Figure contents as structured data
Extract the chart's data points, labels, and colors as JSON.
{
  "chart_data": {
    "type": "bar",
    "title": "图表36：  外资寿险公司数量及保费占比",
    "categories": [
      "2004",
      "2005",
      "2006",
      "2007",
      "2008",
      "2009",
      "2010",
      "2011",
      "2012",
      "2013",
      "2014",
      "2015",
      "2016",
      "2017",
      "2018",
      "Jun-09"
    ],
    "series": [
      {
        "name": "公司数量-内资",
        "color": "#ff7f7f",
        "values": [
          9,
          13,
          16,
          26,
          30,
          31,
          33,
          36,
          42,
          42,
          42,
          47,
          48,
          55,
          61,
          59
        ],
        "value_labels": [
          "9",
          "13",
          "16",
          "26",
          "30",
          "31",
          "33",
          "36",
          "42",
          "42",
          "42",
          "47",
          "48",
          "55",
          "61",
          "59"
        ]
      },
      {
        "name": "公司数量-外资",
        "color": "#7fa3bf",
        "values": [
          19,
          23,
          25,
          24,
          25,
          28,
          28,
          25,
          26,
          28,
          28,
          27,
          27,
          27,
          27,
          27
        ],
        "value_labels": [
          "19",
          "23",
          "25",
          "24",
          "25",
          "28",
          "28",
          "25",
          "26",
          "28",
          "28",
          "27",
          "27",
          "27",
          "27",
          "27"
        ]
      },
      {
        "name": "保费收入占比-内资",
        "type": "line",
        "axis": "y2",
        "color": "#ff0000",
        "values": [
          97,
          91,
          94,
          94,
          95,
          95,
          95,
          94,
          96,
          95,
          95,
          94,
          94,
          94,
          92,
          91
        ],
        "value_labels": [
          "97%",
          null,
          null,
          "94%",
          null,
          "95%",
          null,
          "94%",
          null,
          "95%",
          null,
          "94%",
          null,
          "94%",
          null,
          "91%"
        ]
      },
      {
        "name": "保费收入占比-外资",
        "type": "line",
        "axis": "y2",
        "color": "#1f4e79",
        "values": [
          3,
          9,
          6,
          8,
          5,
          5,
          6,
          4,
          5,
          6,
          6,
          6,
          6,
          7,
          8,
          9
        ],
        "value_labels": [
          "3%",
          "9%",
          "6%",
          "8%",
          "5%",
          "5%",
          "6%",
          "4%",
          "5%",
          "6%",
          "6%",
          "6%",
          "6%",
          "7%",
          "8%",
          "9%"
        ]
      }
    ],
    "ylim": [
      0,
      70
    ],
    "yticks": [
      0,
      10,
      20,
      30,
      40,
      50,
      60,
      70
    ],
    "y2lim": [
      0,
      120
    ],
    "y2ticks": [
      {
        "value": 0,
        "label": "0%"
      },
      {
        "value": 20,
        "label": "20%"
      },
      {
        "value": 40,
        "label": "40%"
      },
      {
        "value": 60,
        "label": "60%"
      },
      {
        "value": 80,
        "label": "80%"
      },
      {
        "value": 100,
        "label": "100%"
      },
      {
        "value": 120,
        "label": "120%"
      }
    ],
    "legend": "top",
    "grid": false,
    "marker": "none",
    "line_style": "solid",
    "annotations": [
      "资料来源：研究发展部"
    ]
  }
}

What you are asked to do
Report how many lines of the records above contain the word "name", and give only that number.

Output of the task
4